* [Objective]: Write out the entire listing below exactly as it appears, minus any pictures.

>> begin Task input

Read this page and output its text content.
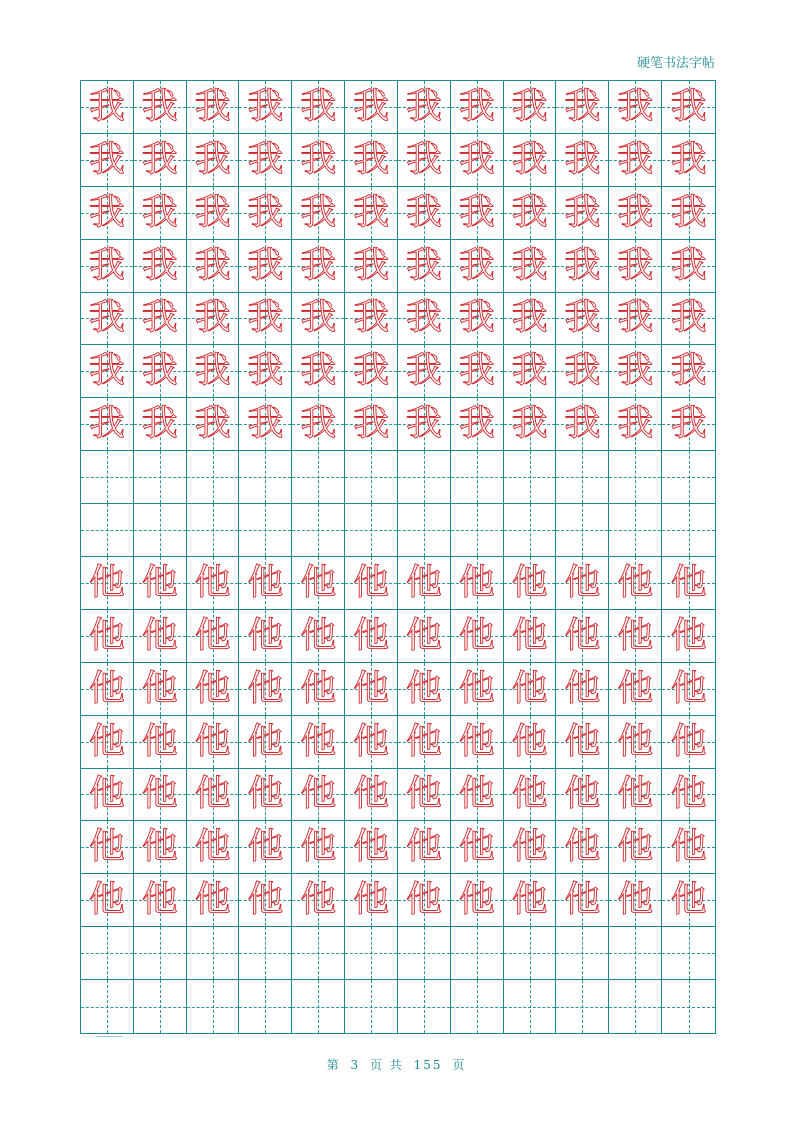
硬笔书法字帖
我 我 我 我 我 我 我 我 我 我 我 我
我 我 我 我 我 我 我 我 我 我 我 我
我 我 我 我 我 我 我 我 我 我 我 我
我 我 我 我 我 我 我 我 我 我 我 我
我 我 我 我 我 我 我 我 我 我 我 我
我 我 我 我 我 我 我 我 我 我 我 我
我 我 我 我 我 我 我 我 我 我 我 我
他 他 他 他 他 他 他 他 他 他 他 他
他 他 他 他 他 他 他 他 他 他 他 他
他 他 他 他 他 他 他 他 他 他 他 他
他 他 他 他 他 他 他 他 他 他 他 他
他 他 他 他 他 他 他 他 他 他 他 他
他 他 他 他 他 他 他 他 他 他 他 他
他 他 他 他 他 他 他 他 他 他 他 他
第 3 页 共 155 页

>> end Task input

* [Response to the exercise]:
Read this page and output its text content.
硬笔书法字帖
我 我 我 我 我 我 我 我 我 我 我 我
我 我 我 我 我 我 我 我 我 我 我 我
我 我 我 我 我 我 我 我 我 我 我 我
我 我 我 我 我 我 我 我 我 我 我 我
我 我 我 我 我 我 我 我 我 我 我 我
我 我 我 我 我 我 我 我 我 我 我 我
我 我 我 我 我 我 我 我 我 我 我 我
他 他 他 他 他 他 他 他 他 他 他 他
他 他 他 他 他 他 他 他 他 他 他 他
他 他 他 他 他 他 他 他 他 他 他 他
他 他 他 他 他 他 他 他 他 他 他 他
他 他 他 他 他 他 他 他 他 他 他 他
他 他 他 他 他 他 他 他 他 他 他 他
他 他 他 他 他 他 他 他 他 他 他 他
第 3 页 共 155 页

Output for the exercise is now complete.